### DIRECTIONS
Copy each line below that includes "JSON".

### RECORDS SHOWN
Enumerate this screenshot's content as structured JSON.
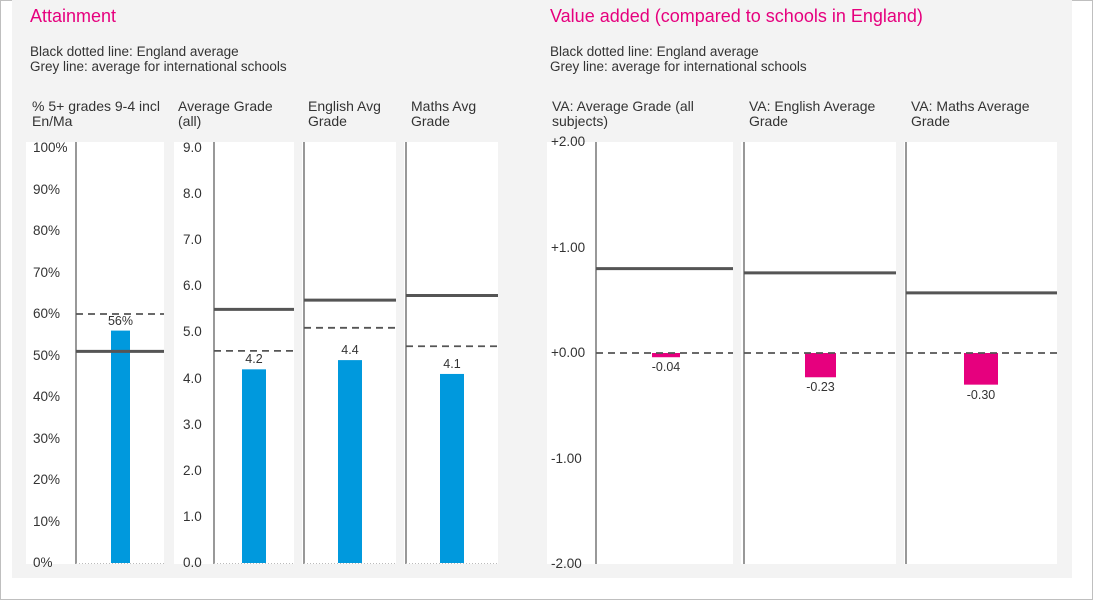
{
  "attainment": {
    "title": "Attainment",
    "note_line1": "Black dotted line: England average",
    "note_line2": "Grey line: average for international schools",
    "ticks_percent": [
      "100%",
      "90%",
      "80%",
      "70%",
      "60%",
      "50%",
      "40%",
      "30%",
      "20%",
      "10%",
      "0%"
    ],
    "ticks_grade": [
      "9.0",
      "8.0",
      "7.0",
      "6.0",
      "5.0",
      "4.0",
      "3.0",
      "2.0",
      "1.0",
      "0.0"
    ]
  },
  "value_added": {
    "title": "Value added (compared to schools in England)",
    "note_line1": "Black dotted line: England average",
    "note_line2": "Grey line: average for international schools",
    "ticks": [
      "+2.00",
      "+1.00",
      "+0.00",
      "-1.00",
      "-2.00"
    ]
  },
  "colors": {
    "bar_attainment": "#0099dd",
    "bar_value_added": "#e6007e",
    "title_accent": "#e6007e",
    "international_line": "#555555",
    "england_line": "#555555"
  },
  "chart_data": [
    {
      "type": "bar",
      "title": "% 5+ grades 9-4 incl En/Ma",
      "ylim": [
        0,
        100
      ],
      "value": 56,
      "value_label": "56%",
      "england_average": 60,
      "international_average": 51
    },
    {
      "type": "bar",
      "title": "Average Grade (all)",
      "ylim": [
        0,
        9
      ],
      "value": 4.2,
      "value_label": "4.2",
      "england_average": 4.6,
      "international_average": 5.5
    },
    {
      "type": "bar",
      "title": "English Avg Grade",
      "ylim": [
        0,
        9
      ],
      "value": 4.4,
      "value_label": "4.4",
      "england_average": 5.1,
      "international_average": 5.7
    },
    {
      "type": "bar",
      "title": "Maths Avg Grade",
      "ylim": [
        0,
        9
      ],
      "value": 4.1,
      "value_label": "4.1",
      "england_average": 4.7,
      "international_average": 5.8
    },
    {
      "type": "bar",
      "title": "VA: Average Grade (all subjects)",
      "ylim": [
        -2,
        2
      ],
      "value": -0.04,
      "value_label": "-0.04",
      "england_average": 0,
      "international_average": 0.8
    },
    {
      "type": "bar",
      "title": "VA: English Average Grade",
      "ylim": [
        -2,
        2
      ],
      "value": -0.23,
      "value_label": "-0.23",
      "england_average": 0,
      "international_average": 0.76
    },
    {
      "type": "bar",
      "title": "VA: Maths Average Grade",
      "ylim": [
        -2,
        2
      ],
      "value": -0.3,
      "value_label": "-0.30",
      "england_average": 0,
      "international_average": 0.57
    }
  ]
}
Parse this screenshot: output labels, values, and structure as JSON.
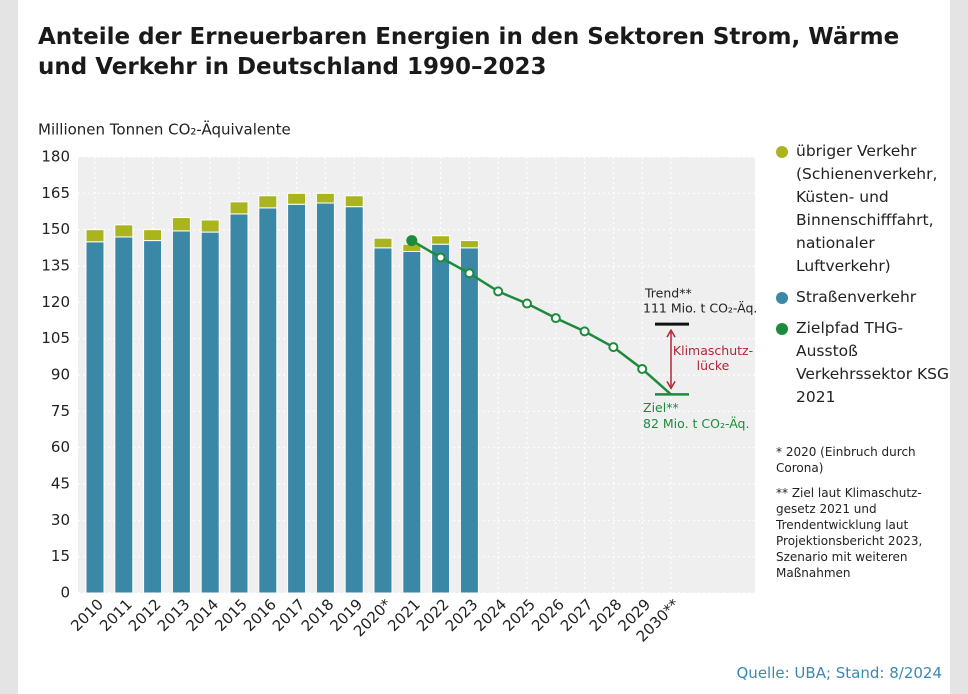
{
  "chart_data": {
    "type": "bar",
    "title": "Anteile der Erneuerbaren Energien in den Sektoren Strom, Wärme und Verkehr in Deutschland 1990–2023",
    "y_label": "Millionen Tonnen CO₂-Äquivalente",
    "categories": [
      "2010",
      "2011",
      "2012",
      "2013",
      "2014",
      "2015",
      "2016",
      "2017",
      "2018",
      "2019",
      "2020*",
      "2021",
      "2022",
      "2023",
      "2024",
      "2025",
      "2026",
      "2027",
      "2028",
      "2029",
      "2030**"
    ],
    "series": [
      {
        "name": "übriger Verkehr (Schienenverkehr, Küsten- und Binnenschifffahrt, nationaler Luftverkehr)",
        "color": "#a9b41f",
        "type": "bar",
        "values": [
          5,
          5,
          4.5,
          5.5,
          5,
          5,
          5,
          4.5,
          4,
          4.5,
          4,
          3,
          3.5,
          3,
          null,
          null,
          null,
          null,
          null,
          null,
          null
        ]
      },
      {
        "name": "Straßenverkehr",
        "color": "#3a87a6",
        "type": "bar",
        "values": [
          145,
          147,
          145.5,
          149.5,
          149,
          156.5,
          159,
          160.5,
          161,
          159.5,
          142.5,
          141,
          144,
          142.5,
          null,
          null,
          null,
          null,
          null,
          null,
          null
        ]
      },
      {
        "name": "Zielpfad THG-Ausstoß Verkehrssektor KSG 2021",
        "color": "#1e8a3c",
        "type": "line",
        "values": [
          null,
          null,
          null,
          null,
          null,
          null,
          null,
          null,
          null,
          null,
          null,
          145.5,
          138.5,
          132,
          124.5,
          119.5,
          113.5,
          108,
          101.5,
          92.5,
          82
        ]
      }
    ],
    "ylim": [
      0,
      180
    ],
    "yticks": [
      0,
      15,
      30,
      45,
      60,
      75,
      90,
      105,
      120,
      135,
      150,
      165,
      180
    ],
    "grid": true,
    "trend": {
      "label": "Trend**",
      "text": "111 Mio. t CO₂-Äq.",
      "value": 111,
      "color": "#111111"
    },
    "target": {
      "label": "Ziel**",
      "text": "82 Mio. t CO₂-Äq.",
      "value": 82,
      "color": "#1e8a3c"
    },
    "gap": {
      "lines": [
        "Klimaschutz-",
        "lücke"
      ],
      "color": "#b0263a"
    },
    "footnotes": [
      "* 2020 (Einbruch durch Corona)",
      "** Ziel laut Klimaschutz­gesetz 2021 und Trendentwicklung laut Projektionsbericht 2023, Szenario mit weiteren Maßnahmen"
    ],
    "source": "Quelle: UBA; Stand: 8/2024"
  }
}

### ANSWER TO THIS PROBLEM
Enumerate this screenshot's content as structured JSON.
Parse this screenshot: output labels, values, and structure as JSON.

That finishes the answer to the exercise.